**** Data for this exercise

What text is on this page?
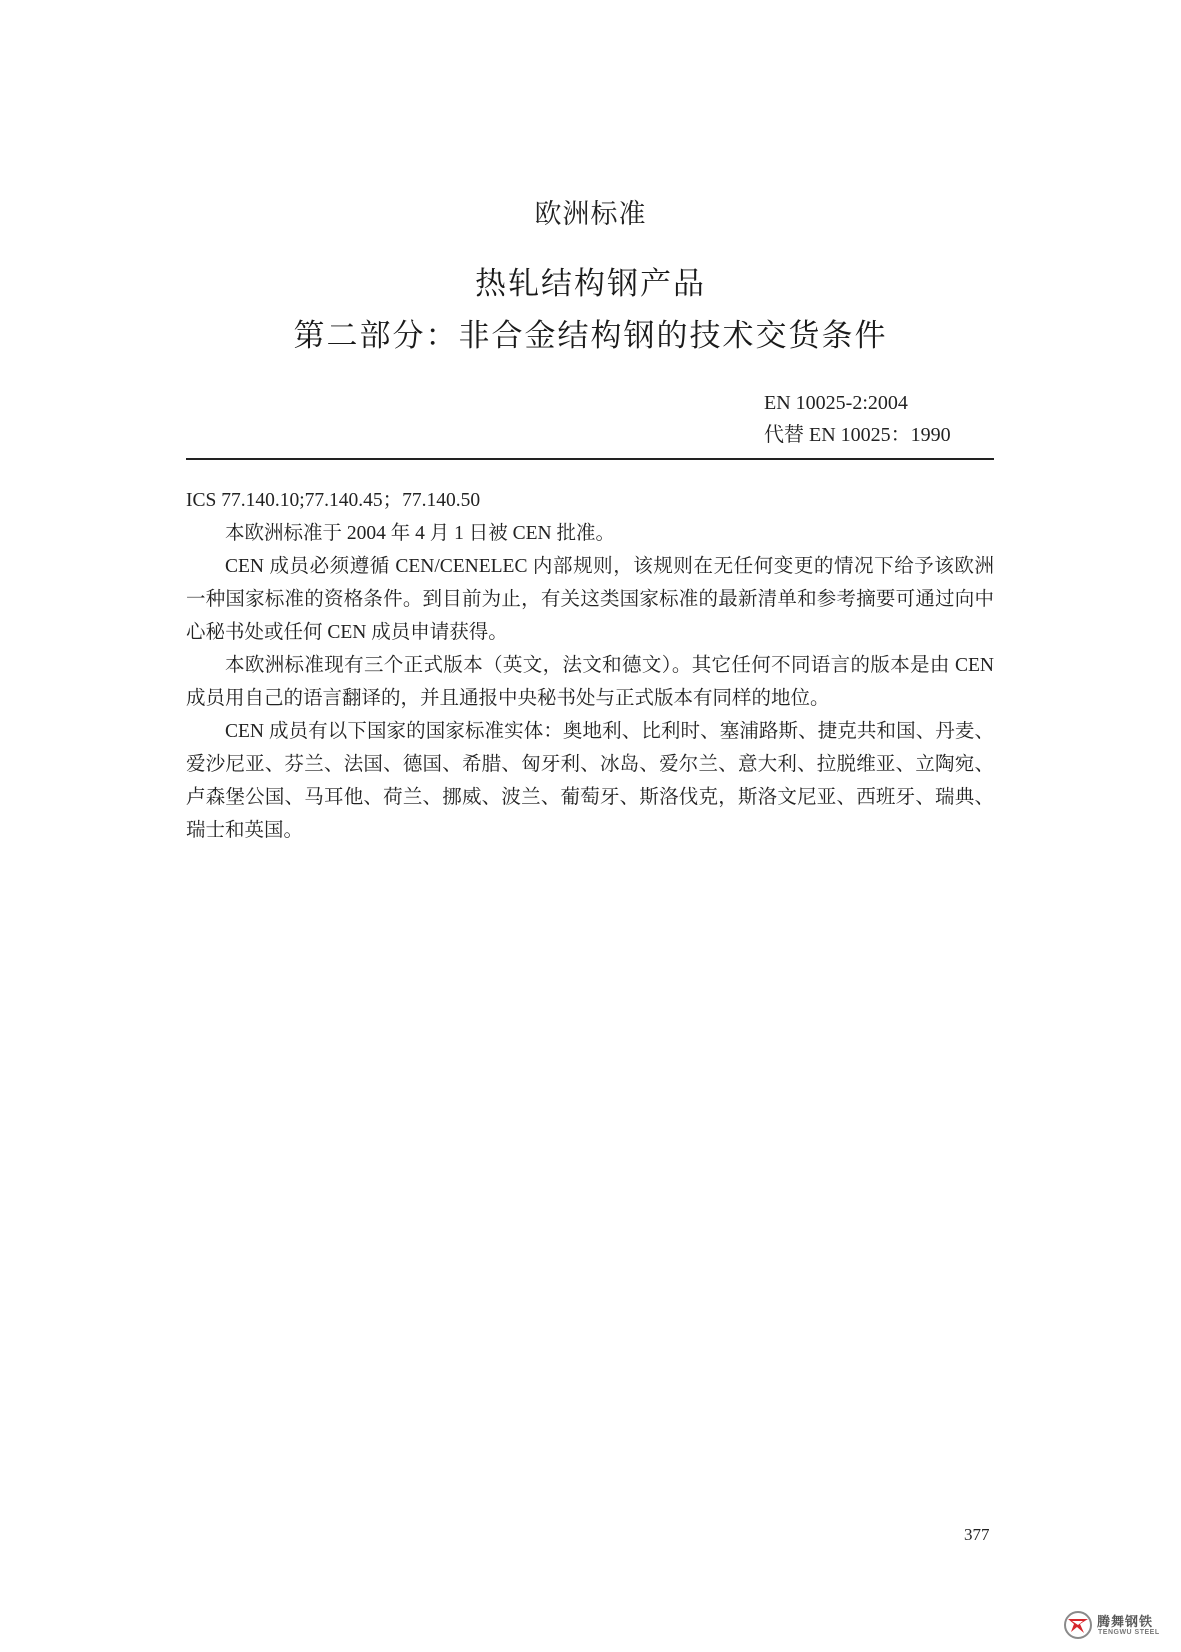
欧洲标准
热轧结构钢产品
第二部分：非合金结构钢的技术交货条件
EN 10025-2:2004
代替 EN 10025：1990

ICS 77.140.10;77.140.45；77.140.50

本欧洲标准于 2004 年 4 月 1 日被 CEN 批准。

CEN 成员必须遵循 CEN/CENELEC 内部规则，该规则在无任何变更的情况下给予该欧洲一种国家标准的资格条件。到目前为止，有关这类国家标准的最新清单和参考摘要可通过向中心秘书处或任何 CEN 成员申请获得。

本欧洲标准现有三个正式版本（英文，法文和德文）。其它任何不同语言的版本是由 CEN 成员用自己的语言翻译的，并且通报中央秘书处与正式版本有同样的地位。

CEN 成员有以下国家的国家标准实体：奥地利、比利时、塞浦路斯、捷克共和国、丹麦、爱沙尼亚、芬兰、法国、德国、希腊、匈牙利、冰岛、爱尔兰、意大利、拉脱维亚、立陶宛、卢森堡公国、马耳他、荷兰、挪威、波兰、葡萄牙、斯洛伐克，斯洛文尼亚、西班牙、瑞典、瑞士和英国。

377
腾舞钢铁
TENGWU STEEL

********

Instructions for the task:
Go through the data above and transcribe it in full, omitting any image.

Finished task:
What text is on this page?
欧洲标准
热轧结构钢产品
第二部分：非合金结构钢的技术交货条件
EN 10025-2:2004
代替 EN 10025：1990

ICS 77.140.10;77.140.45；77.140.50

本欧洲标准于 2004 年 4 月 1 日被 CEN 批准。

CEN 成员必须遵循 CEN/CENELEC 内部规则，该规则在无任何变更的情况下给予该欧洲一种国家标准的资格条件。到目前为止，有关这类国家标准的最新清单和参考摘要可通过向中心秘书处或任何 CEN 成员申请获得。

本欧洲标准现有三个正式版本（英文，法文和德文）。其它任何不同语言的版本是由 CEN 成员用自己的语言翻译的，并且通报中央秘书处与正式版本有同样的地位。

CEN 成员有以下国家的国家标准实体：奥地利、比利时、塞浦路斯、捷克共和国、丹麦、爱沙尼亚、芬兰、法国、德国、希腊、匈牙利、冰岛、爱尔兰、意大利、拉脱维亚、立陶宛、卢森堡公国、马耳他、荷兰、挪威、波兰、葡萄牙、斯洛伐克，斯洛文尼亚、西班牙、瑞典、瑞士和英国。

377
腾舞钢铁
TENGWU STEEL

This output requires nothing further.